Data supplied:
□ □ □

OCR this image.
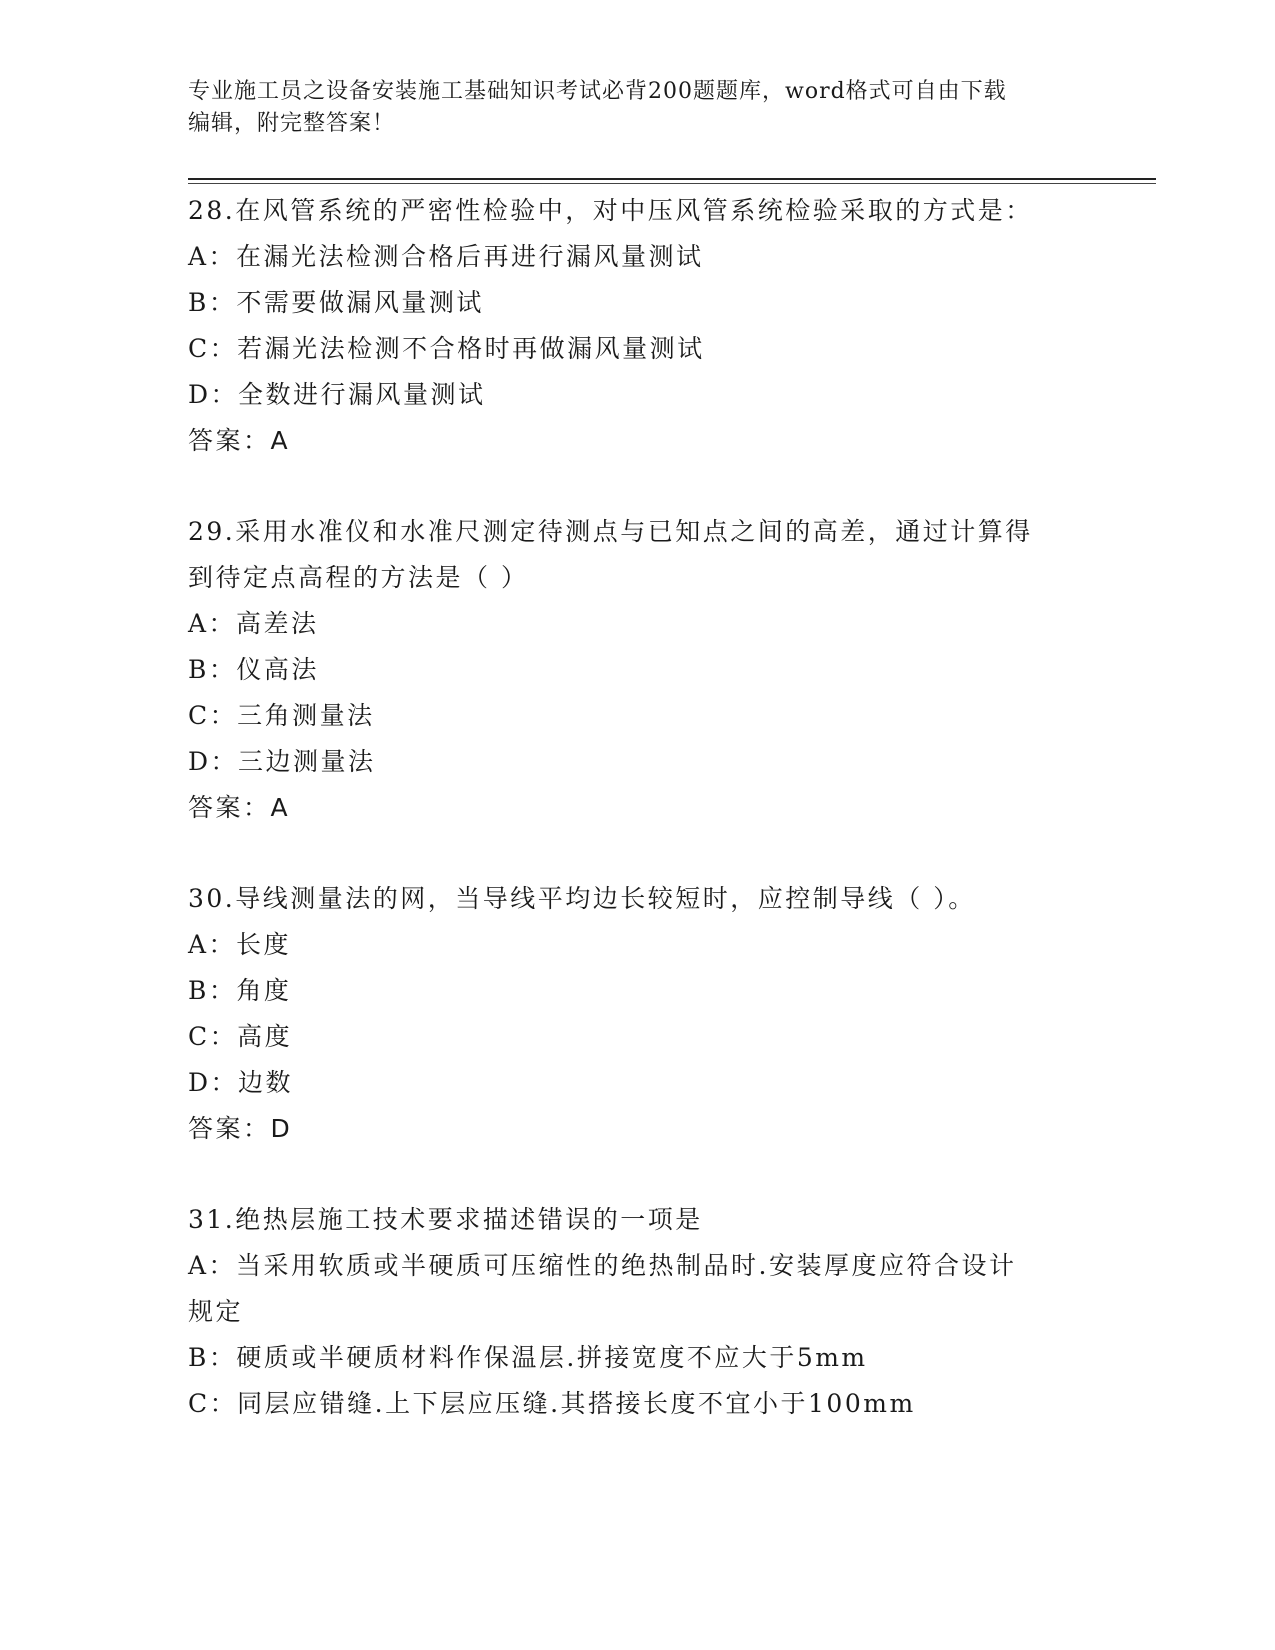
专业施工员之设备安装施工基础知识考试必背200题题库，word格式可自由下载
编辑，附完整答案！
28.在风管系统的严密性检验中，对中压风管系统检验采取的方式是：
A：在漏光法检测合格后再进行漏风量测试
B：不需要做漏风量测试
C：若漏光法检测不合格时再做漏风量测试
D：全数进行漏风量测试
答案：A
29.采用水准仪和水准尺测定待测点与已知点之间的高差，通过计算得
到待定点高程的方法是（ ）
A：高差法
B：仪高法
C：三角测量法
D：三边测量法
答案：A
30.导线测量法的网，当导线平均边长较短时，应控制导线（ ）。
A：长度
B：角度
C：高度
D：边数
答案：D
31.绝热层施工技术要求描述错误的一项是
A：当采用软质或半硬质可压缩性的绝热制品时.安装厚度应符合设计
规定
B：硬质或半硬质材料作保温层.拼接宽度不应大于5mm
C：同层应错缝.上下层应压缝.其搭接长度不宜小于100mm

□ □ □

Directions for this task:
Copy the material above exactly and drop the pictures.

Solution below:
OCR this image.
专业施工员之设备安装施工基础知识考试必背200题题库，word格式可自由下载
编辑，附完整答案！
28.在风管系统的严密性检验中，对中压风管系统检验采取的方式是：
A：在漏光法检测合格后再进行漏风量测试
B：不需要做漏风量测试
C：若漏光法检测不合格时再做漏风量测试
D：全数进行漏风量测试
答案：A
29.采用水准仪和水准尺测定待测点与已知点之间的高差，通过计算得
到待定点高程的方法是（ ）
A：高差法
B：仪高法
C：三角测量法
D：三边测量法
答案：A
30.导线测量法的网，当导线平均边长较短时，应控制导线（ ）。
A：长度
B：角度
C：高度
D：边数
答案：D
31.绝热层施工技术要求描述错误的一项是
A：当采用软质或半硬质可压缩性的绝热制品时.安装厚度应符合设计
规定
B：硬质或半硬质材料作保温层.拼接宽度不应大于5mm
C：同层应错缝.上下层应压缝.其搭接长度不宜小于100mm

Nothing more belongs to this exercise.